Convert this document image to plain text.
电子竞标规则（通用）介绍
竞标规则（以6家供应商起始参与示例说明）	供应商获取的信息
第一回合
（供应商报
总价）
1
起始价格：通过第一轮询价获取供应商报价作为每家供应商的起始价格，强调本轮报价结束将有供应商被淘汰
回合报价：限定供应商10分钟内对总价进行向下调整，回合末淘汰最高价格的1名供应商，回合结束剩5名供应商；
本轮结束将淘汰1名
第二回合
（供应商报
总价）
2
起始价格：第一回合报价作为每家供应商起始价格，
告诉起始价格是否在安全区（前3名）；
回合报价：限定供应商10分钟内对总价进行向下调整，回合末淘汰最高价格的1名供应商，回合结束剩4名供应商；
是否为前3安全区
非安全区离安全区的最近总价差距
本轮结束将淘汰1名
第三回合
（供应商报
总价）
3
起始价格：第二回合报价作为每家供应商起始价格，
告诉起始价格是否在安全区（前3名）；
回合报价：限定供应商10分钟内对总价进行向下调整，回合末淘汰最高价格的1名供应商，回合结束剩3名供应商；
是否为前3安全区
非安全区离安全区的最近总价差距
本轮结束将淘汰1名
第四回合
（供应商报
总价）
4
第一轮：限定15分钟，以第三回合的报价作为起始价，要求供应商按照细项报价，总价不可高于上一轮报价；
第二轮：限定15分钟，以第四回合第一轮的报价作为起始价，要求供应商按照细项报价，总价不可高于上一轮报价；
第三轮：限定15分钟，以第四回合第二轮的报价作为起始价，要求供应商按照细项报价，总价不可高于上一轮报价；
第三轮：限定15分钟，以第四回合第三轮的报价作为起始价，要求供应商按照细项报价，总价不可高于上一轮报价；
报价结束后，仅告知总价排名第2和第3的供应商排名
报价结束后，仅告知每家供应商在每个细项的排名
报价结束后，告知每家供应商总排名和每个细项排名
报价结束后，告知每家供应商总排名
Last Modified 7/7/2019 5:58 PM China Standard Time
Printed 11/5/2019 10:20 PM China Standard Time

════════════════

## What this task involves
Extract each line holding the string "Standard".

## Solution for this exercise
Last Modified 7/7/2019 5:58 PM China Standard Time
Printed 11/5/2019 10:20 PM China Standard Time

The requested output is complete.